[start]

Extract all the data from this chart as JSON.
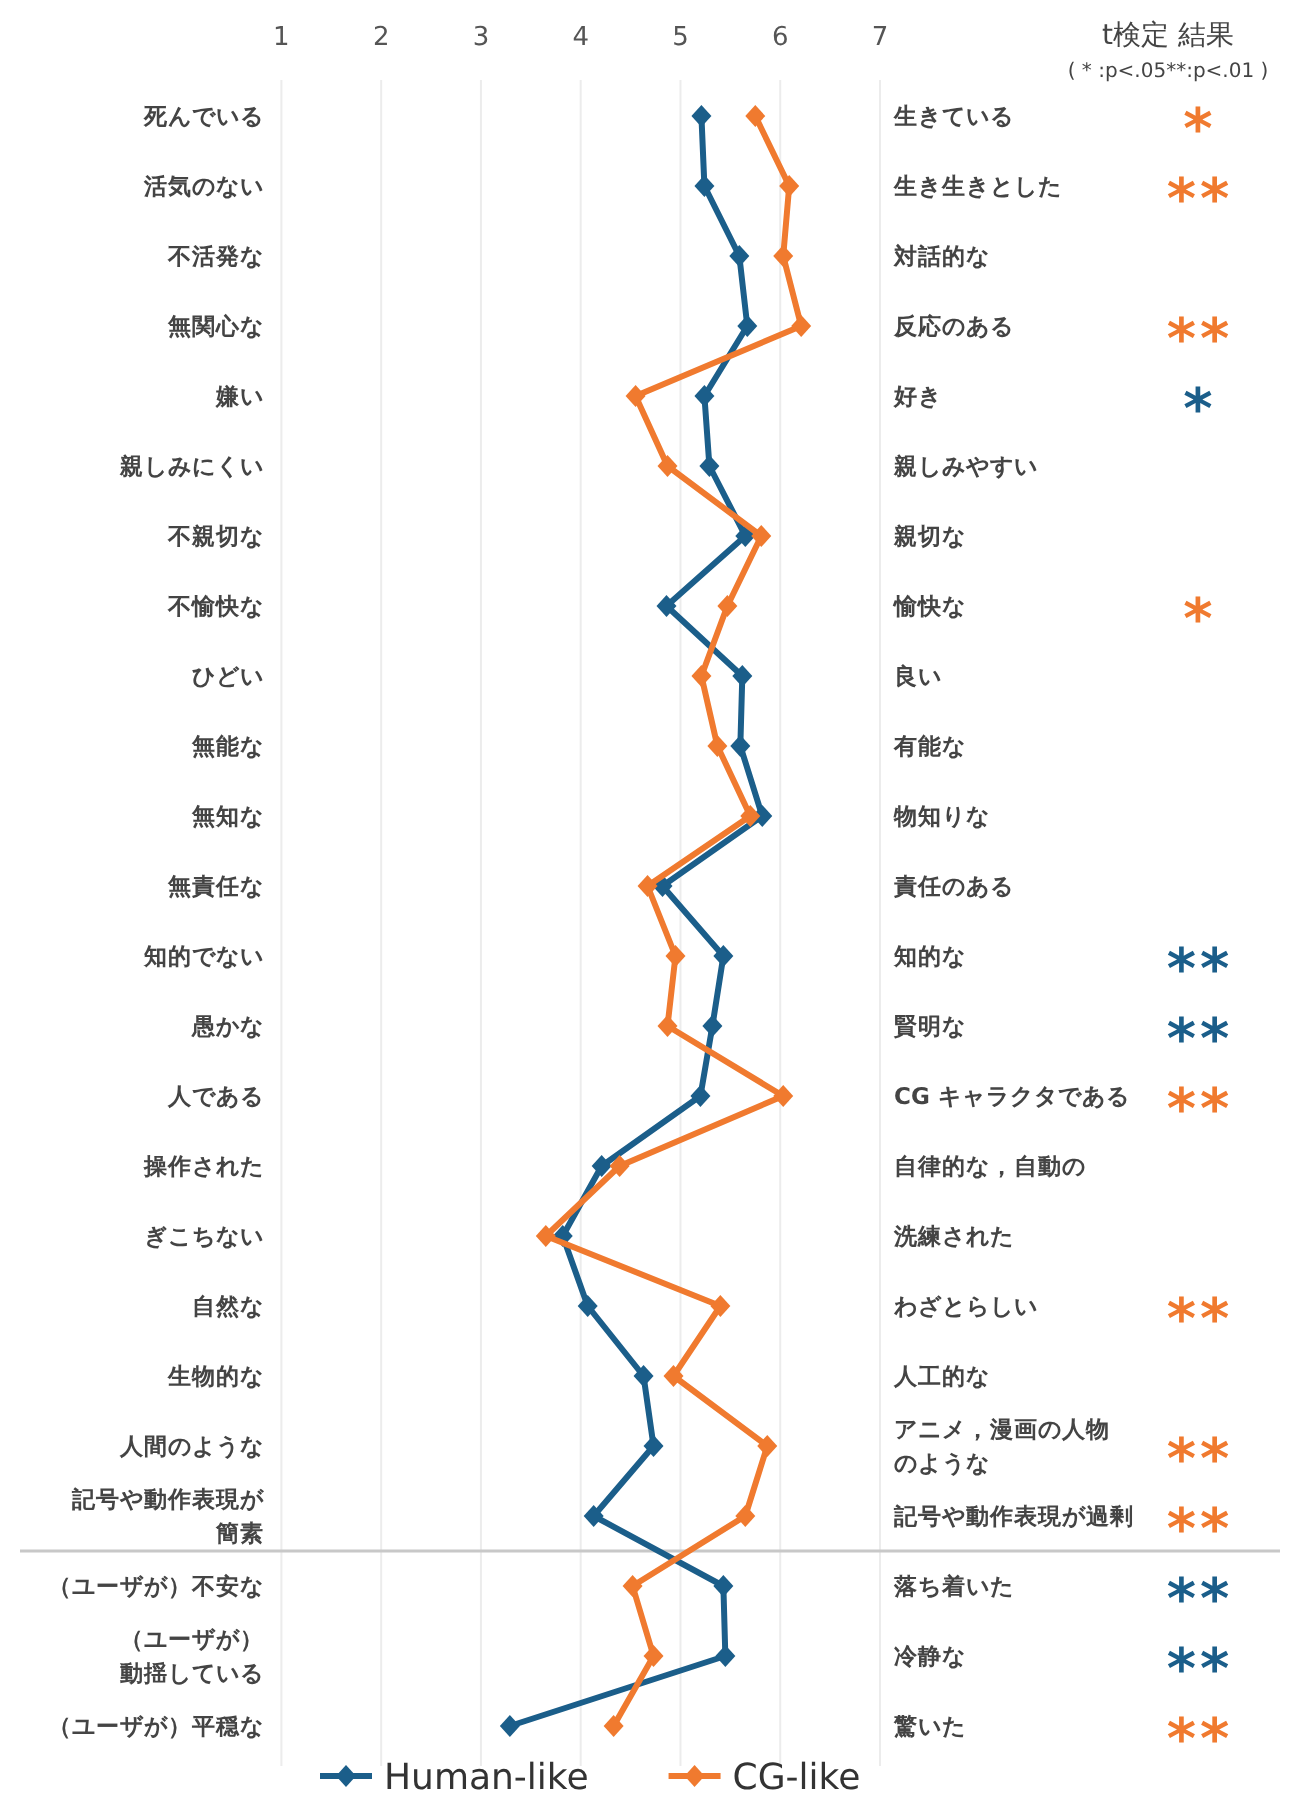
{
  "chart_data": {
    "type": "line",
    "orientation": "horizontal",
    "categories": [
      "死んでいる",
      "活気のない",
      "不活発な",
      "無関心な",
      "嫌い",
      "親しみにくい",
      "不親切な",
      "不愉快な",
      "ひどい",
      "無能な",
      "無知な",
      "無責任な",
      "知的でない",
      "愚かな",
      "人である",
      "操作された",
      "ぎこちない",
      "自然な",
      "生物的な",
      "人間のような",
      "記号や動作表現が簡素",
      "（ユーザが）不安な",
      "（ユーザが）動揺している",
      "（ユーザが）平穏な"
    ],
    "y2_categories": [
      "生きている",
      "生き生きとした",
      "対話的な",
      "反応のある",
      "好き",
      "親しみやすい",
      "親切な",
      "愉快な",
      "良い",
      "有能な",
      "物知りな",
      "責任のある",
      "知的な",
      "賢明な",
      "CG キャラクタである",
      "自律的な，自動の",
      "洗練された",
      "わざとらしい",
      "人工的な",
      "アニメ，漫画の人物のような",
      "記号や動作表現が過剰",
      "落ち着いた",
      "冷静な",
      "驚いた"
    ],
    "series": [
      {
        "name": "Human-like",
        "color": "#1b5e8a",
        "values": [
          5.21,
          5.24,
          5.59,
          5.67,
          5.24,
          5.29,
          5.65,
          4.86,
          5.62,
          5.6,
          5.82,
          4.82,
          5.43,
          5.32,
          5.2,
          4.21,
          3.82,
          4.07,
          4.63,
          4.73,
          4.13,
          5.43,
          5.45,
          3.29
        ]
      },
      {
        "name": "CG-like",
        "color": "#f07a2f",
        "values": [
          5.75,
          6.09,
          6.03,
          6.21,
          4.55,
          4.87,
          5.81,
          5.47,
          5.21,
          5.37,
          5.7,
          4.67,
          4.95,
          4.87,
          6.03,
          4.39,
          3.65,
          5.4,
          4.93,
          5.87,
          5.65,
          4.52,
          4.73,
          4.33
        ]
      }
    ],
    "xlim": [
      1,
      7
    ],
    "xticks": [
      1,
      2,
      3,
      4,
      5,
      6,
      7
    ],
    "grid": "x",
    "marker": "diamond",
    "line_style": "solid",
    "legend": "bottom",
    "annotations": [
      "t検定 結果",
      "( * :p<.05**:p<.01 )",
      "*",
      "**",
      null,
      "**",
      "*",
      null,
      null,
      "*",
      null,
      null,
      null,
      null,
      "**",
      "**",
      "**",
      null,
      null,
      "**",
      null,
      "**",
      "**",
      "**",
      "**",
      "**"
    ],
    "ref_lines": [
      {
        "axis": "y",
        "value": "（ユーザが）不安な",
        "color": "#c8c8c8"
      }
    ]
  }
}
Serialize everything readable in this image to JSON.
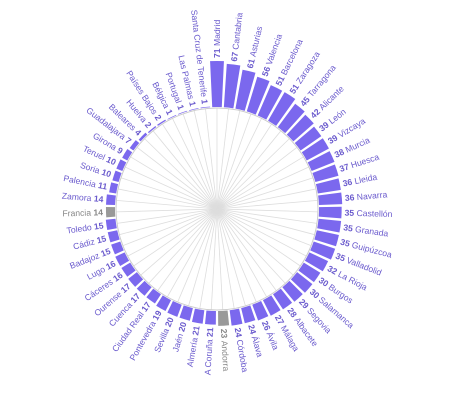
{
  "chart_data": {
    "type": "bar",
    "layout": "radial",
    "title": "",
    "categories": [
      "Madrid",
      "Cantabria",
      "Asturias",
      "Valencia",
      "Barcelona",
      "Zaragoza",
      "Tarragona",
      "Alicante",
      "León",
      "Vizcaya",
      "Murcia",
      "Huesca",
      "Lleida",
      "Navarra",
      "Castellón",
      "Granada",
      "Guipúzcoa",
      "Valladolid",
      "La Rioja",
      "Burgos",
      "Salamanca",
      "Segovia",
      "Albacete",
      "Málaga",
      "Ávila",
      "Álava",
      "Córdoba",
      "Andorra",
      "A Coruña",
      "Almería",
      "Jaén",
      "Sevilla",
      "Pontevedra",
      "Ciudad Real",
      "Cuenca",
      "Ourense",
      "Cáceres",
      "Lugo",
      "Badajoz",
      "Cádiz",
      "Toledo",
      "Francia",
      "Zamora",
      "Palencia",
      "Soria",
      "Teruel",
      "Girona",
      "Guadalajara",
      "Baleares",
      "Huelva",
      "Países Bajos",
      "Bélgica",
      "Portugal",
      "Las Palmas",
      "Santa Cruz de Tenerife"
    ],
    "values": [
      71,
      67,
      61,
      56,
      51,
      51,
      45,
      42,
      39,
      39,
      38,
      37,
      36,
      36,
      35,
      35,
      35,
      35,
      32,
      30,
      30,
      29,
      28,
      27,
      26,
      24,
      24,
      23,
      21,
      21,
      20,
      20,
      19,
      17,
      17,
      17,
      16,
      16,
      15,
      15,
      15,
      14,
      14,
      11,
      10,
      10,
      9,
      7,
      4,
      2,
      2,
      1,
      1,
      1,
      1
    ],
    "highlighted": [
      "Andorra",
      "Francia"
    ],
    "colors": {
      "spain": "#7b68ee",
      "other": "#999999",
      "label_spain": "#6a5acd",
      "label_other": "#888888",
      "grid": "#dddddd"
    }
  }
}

[end]
[start]

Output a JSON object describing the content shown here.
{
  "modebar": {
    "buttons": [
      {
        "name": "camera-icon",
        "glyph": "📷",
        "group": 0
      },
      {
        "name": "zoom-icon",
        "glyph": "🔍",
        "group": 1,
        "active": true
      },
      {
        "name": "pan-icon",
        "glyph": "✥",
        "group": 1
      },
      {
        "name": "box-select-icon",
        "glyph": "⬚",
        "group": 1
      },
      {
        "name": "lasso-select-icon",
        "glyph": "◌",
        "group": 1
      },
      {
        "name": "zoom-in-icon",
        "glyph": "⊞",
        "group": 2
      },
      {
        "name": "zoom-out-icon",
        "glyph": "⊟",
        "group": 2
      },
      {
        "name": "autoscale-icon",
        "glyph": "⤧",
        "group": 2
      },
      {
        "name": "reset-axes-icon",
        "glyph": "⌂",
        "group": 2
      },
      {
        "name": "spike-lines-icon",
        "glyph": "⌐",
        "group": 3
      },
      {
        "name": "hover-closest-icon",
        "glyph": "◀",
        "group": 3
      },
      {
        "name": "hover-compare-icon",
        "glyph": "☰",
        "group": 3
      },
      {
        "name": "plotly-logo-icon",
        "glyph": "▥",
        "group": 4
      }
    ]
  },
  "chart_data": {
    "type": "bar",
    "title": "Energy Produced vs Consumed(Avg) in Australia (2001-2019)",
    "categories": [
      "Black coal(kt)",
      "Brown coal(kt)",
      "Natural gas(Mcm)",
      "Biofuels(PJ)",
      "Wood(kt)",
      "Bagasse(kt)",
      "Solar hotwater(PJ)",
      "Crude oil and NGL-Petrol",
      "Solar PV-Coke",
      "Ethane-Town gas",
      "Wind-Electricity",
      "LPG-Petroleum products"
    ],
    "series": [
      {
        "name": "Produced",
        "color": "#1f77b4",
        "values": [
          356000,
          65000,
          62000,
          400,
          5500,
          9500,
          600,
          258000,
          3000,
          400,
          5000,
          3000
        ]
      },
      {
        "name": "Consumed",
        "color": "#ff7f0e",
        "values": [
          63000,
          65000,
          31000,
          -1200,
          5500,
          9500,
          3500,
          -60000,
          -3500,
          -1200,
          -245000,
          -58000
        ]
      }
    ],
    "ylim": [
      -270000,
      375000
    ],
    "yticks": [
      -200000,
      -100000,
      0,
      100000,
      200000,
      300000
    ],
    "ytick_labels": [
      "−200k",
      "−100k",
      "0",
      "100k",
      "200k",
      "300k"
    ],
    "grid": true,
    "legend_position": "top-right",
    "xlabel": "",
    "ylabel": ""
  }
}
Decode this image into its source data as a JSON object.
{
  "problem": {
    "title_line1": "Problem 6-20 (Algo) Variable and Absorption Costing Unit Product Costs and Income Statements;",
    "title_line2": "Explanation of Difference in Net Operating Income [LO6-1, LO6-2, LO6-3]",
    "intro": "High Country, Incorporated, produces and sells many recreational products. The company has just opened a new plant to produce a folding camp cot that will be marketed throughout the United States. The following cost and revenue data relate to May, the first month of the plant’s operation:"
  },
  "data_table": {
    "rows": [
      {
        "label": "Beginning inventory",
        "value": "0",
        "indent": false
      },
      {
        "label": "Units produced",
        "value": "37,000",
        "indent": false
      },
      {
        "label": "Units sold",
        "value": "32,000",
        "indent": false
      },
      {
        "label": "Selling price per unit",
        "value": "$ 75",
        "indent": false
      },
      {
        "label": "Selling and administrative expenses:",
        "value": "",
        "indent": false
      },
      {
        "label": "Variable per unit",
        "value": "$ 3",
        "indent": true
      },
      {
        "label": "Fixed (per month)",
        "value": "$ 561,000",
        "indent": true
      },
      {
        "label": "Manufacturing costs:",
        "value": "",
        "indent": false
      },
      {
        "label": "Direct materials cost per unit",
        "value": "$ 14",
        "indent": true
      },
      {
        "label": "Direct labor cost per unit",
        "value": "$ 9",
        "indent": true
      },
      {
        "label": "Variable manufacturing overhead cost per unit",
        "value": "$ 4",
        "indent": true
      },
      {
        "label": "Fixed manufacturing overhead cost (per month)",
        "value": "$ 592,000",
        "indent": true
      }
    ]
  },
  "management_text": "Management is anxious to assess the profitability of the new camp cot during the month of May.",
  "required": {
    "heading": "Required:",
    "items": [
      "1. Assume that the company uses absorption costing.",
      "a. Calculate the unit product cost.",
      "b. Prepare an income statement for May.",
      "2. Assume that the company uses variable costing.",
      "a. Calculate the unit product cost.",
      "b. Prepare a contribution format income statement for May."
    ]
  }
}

[end]
[start]

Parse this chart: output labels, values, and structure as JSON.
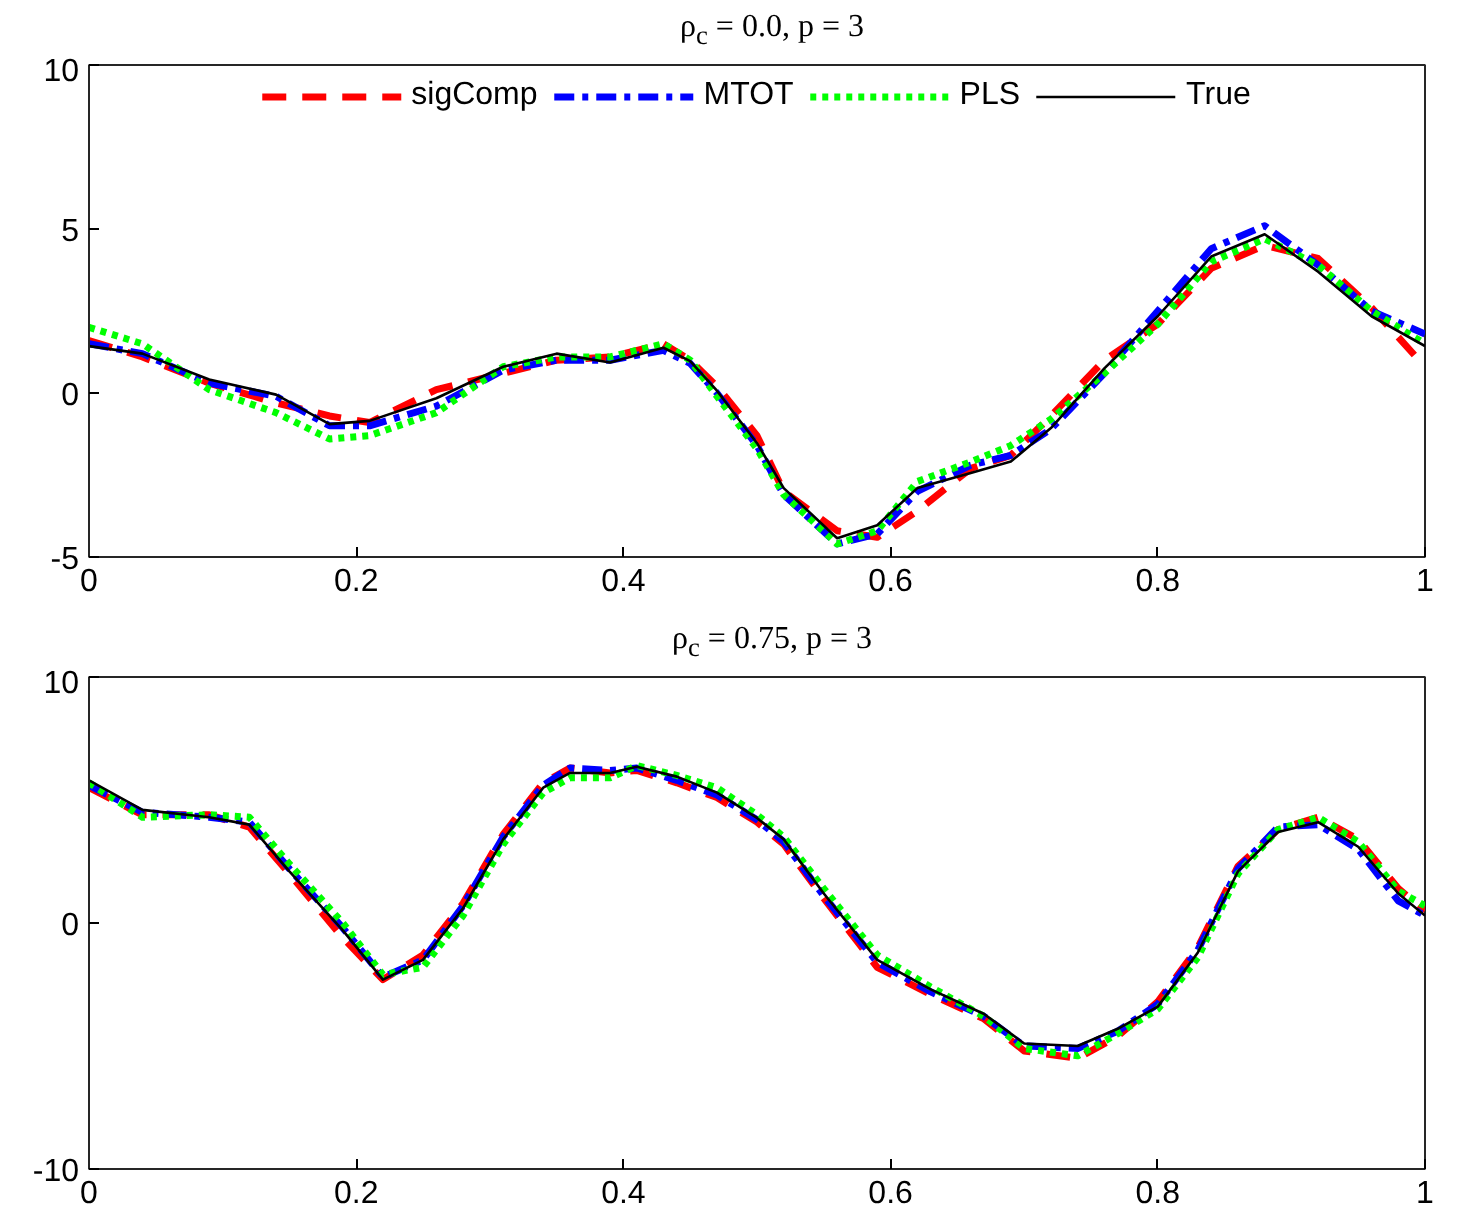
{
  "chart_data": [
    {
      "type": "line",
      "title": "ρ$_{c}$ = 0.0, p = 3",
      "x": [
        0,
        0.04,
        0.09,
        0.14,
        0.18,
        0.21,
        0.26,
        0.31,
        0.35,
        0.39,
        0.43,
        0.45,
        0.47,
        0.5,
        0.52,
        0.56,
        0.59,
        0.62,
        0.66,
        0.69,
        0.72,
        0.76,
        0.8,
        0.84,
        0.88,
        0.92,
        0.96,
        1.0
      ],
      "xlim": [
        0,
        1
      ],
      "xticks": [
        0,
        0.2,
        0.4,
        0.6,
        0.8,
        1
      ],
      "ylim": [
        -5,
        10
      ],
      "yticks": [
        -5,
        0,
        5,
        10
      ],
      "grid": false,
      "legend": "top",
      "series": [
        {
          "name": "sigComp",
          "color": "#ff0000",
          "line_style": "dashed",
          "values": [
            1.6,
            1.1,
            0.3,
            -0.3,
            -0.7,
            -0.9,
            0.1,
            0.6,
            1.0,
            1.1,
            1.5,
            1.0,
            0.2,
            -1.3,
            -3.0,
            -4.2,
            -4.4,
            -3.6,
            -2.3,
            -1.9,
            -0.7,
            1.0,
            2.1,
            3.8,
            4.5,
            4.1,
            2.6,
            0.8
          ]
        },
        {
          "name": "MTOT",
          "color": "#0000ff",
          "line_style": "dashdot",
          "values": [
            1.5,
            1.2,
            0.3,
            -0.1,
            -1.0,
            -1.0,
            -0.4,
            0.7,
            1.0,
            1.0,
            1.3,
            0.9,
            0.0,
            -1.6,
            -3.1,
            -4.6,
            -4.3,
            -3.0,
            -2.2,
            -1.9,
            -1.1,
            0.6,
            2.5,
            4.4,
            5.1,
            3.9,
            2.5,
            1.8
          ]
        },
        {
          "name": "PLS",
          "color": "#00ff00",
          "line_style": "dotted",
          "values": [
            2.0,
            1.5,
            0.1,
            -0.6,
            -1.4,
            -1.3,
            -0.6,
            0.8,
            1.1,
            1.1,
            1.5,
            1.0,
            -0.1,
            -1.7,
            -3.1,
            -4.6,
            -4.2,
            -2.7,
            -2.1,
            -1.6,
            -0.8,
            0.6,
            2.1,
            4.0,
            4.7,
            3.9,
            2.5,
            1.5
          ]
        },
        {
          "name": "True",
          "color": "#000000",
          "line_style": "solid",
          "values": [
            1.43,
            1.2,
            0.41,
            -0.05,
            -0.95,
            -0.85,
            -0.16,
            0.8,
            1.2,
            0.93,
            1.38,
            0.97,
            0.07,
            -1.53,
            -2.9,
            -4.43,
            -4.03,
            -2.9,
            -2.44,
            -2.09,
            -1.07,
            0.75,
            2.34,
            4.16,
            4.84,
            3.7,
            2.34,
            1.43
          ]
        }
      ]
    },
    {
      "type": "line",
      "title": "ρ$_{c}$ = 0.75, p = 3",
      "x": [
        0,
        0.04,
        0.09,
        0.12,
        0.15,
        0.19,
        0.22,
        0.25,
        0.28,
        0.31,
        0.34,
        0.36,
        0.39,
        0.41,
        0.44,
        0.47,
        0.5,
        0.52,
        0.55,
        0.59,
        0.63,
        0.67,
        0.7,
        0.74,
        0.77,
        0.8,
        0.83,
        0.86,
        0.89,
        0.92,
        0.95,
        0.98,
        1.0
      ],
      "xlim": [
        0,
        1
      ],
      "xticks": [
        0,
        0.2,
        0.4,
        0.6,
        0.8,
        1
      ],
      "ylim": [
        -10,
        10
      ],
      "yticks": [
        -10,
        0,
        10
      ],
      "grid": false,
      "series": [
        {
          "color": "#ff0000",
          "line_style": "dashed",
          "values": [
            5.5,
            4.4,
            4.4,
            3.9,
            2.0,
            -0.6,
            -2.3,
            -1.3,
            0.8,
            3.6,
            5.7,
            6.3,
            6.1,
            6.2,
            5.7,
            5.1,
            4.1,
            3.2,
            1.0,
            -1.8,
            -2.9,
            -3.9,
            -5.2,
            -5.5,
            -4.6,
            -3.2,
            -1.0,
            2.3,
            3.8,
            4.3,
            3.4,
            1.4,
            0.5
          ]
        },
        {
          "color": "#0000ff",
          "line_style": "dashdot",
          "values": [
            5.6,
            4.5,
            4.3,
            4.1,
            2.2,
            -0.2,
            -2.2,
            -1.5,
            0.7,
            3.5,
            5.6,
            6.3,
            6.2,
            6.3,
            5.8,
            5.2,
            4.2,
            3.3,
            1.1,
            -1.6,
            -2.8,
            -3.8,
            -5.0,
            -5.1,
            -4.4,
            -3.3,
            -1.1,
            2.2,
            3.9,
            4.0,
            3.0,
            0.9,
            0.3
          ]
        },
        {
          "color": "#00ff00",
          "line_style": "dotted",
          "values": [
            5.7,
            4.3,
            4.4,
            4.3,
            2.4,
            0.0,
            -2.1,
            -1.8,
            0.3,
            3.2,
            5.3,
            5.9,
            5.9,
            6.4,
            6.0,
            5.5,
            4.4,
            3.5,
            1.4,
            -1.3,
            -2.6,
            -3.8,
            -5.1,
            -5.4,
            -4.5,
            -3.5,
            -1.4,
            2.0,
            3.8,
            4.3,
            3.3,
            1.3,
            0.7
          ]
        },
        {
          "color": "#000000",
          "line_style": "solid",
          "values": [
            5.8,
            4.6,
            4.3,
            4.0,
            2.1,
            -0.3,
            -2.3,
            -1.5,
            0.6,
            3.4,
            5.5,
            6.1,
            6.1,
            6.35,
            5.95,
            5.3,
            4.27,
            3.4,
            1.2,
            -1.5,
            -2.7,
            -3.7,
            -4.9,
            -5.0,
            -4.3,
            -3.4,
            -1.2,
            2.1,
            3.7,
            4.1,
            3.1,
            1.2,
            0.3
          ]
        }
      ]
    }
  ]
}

[end]

Filter the entries down to the lines with the word "grid" in them.

    "grid": "x",
      "grid": "#dddddd"
    "grid": true,
      "grid": false,
      "grid": false,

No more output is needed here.